WHAT NEEDS TO BE DONE ->
Show, in full, each line of the data that contains "JÓHANNA".

::::::::::

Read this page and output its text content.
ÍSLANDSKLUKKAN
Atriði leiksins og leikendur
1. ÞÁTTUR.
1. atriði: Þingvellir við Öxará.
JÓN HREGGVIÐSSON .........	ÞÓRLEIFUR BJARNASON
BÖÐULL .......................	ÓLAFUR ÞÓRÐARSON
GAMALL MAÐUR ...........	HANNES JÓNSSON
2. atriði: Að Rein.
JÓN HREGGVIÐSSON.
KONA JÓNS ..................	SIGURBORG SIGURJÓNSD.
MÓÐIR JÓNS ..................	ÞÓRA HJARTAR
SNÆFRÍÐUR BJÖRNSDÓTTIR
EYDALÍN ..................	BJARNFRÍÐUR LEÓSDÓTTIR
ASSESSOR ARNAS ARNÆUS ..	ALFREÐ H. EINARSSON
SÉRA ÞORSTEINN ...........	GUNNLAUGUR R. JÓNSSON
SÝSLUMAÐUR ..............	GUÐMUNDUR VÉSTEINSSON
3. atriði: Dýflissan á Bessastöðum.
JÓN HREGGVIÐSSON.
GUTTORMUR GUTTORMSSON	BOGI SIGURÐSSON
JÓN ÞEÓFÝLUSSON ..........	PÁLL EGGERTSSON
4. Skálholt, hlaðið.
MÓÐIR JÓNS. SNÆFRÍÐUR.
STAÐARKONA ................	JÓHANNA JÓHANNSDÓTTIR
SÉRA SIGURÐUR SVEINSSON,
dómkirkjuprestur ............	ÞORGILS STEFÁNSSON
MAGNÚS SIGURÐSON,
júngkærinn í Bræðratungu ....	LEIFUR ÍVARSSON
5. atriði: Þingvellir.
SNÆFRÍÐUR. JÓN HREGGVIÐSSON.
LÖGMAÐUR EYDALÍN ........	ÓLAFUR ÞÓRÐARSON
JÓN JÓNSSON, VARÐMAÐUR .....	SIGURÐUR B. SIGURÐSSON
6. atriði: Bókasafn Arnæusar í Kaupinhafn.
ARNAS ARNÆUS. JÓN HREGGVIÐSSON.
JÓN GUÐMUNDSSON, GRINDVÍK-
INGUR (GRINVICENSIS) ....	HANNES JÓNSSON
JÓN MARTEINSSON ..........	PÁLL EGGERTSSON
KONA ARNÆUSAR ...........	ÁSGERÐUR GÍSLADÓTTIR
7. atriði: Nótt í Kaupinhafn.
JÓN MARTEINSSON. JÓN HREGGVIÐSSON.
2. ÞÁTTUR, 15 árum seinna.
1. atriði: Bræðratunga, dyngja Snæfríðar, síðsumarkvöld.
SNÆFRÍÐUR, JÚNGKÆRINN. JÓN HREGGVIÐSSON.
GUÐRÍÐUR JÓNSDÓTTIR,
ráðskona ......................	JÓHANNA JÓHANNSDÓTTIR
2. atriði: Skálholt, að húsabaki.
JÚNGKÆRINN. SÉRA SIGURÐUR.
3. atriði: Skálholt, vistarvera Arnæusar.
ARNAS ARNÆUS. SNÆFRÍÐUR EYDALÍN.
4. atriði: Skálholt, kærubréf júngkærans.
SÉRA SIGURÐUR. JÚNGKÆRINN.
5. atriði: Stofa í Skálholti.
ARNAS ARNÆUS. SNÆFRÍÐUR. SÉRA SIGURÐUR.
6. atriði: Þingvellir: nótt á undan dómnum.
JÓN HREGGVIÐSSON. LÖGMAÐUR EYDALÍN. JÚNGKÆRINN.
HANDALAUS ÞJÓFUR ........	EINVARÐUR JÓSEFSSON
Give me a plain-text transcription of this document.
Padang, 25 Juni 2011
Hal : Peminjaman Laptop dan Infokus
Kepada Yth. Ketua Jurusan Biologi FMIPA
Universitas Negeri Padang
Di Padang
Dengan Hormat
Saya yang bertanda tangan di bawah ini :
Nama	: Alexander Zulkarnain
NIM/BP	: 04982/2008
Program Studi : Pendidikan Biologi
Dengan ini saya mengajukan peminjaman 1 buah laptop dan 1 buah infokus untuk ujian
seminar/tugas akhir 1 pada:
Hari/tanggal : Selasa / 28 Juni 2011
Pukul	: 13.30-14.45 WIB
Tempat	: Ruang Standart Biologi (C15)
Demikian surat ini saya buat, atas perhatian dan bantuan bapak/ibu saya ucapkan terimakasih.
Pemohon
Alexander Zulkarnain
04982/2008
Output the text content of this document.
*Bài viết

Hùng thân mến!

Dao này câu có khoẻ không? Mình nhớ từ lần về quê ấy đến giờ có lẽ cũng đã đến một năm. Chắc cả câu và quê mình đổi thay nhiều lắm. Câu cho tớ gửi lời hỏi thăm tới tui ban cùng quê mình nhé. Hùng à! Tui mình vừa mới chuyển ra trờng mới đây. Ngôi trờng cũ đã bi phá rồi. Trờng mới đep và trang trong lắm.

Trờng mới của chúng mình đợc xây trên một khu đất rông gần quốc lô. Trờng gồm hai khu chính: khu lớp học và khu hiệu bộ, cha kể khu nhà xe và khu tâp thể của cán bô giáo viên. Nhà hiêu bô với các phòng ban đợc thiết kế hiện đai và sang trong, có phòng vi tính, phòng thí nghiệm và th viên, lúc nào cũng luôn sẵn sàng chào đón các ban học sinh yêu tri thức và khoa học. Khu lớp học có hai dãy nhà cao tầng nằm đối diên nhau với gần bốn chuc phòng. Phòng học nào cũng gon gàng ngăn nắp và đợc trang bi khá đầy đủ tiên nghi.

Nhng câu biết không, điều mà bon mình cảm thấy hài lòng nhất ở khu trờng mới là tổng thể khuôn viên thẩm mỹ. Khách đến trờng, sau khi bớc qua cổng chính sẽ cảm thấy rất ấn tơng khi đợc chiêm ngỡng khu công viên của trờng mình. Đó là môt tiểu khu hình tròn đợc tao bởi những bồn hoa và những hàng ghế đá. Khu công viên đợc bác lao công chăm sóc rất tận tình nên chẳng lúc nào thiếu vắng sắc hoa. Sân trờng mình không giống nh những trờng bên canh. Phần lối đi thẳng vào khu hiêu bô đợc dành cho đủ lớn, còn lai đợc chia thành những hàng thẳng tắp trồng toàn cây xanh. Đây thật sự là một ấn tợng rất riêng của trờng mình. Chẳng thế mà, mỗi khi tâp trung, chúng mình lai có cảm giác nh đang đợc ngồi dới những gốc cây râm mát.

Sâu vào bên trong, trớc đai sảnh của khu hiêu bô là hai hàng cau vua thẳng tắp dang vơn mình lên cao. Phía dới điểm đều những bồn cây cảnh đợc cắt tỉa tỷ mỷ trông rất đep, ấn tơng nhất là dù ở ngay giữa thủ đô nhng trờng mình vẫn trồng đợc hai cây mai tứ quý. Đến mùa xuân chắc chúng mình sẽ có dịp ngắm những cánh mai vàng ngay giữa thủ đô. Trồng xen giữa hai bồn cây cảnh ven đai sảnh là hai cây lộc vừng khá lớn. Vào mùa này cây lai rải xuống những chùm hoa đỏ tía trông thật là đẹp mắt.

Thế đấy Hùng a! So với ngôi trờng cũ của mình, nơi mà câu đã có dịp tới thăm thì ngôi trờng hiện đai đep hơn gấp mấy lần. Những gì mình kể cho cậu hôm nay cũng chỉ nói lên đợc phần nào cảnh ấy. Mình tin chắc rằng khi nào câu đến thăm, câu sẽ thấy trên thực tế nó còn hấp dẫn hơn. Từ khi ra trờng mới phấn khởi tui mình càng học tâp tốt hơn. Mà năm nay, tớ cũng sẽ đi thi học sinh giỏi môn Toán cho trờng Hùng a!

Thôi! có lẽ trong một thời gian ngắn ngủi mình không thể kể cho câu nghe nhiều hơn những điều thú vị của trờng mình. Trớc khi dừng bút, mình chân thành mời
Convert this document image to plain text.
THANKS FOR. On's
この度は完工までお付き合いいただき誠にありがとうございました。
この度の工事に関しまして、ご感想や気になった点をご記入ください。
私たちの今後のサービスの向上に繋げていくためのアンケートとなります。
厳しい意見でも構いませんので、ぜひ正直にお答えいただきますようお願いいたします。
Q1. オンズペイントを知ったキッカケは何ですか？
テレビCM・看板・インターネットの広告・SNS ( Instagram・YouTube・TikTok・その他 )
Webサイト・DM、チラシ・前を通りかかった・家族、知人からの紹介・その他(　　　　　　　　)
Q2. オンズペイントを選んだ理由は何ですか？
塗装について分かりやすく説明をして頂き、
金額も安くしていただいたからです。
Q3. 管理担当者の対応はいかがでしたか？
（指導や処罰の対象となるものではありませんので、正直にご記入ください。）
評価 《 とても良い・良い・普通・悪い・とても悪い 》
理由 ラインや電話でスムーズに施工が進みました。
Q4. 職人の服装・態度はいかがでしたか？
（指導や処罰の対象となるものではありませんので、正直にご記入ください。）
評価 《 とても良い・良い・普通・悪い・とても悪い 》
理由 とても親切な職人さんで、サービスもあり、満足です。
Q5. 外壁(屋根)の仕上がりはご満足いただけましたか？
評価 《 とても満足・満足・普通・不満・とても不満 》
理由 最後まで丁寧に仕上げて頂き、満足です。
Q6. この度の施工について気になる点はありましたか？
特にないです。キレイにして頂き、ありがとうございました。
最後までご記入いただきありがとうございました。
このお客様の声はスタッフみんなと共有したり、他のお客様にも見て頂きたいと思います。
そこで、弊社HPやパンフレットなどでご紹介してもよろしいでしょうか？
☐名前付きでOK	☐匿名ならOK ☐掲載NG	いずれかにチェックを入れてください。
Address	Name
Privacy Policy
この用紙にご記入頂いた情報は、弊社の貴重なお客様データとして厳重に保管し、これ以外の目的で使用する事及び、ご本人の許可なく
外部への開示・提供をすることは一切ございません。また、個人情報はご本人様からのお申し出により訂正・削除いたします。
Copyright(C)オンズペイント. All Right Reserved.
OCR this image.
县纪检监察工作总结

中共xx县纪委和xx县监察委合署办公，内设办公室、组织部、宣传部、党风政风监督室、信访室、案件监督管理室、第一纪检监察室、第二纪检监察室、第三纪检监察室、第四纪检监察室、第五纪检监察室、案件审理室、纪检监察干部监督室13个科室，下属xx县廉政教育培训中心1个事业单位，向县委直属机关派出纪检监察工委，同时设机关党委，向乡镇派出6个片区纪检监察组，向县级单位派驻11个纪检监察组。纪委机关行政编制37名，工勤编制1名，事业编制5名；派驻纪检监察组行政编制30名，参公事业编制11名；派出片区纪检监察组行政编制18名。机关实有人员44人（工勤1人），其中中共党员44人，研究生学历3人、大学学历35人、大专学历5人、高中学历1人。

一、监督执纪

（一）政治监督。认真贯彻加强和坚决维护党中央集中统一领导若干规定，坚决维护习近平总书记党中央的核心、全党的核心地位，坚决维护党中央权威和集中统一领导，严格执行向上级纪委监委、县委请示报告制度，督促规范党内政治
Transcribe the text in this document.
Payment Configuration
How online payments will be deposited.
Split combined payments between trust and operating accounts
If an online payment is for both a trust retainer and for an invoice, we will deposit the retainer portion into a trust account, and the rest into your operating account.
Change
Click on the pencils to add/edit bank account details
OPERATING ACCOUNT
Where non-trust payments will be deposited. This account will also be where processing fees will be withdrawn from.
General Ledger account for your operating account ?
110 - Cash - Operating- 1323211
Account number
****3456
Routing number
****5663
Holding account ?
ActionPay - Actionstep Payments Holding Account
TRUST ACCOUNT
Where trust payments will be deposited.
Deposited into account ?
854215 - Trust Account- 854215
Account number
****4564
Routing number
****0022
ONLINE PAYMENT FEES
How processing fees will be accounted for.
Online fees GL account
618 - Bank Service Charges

::::::::::

SOLUTION TO THE EXERCISE ->
STAÐARKONA ................	JÓHANNA JÓHANNSDÓTTIR
ráðskona ......................	JÓHANNA JÓHANNSDÓTTIR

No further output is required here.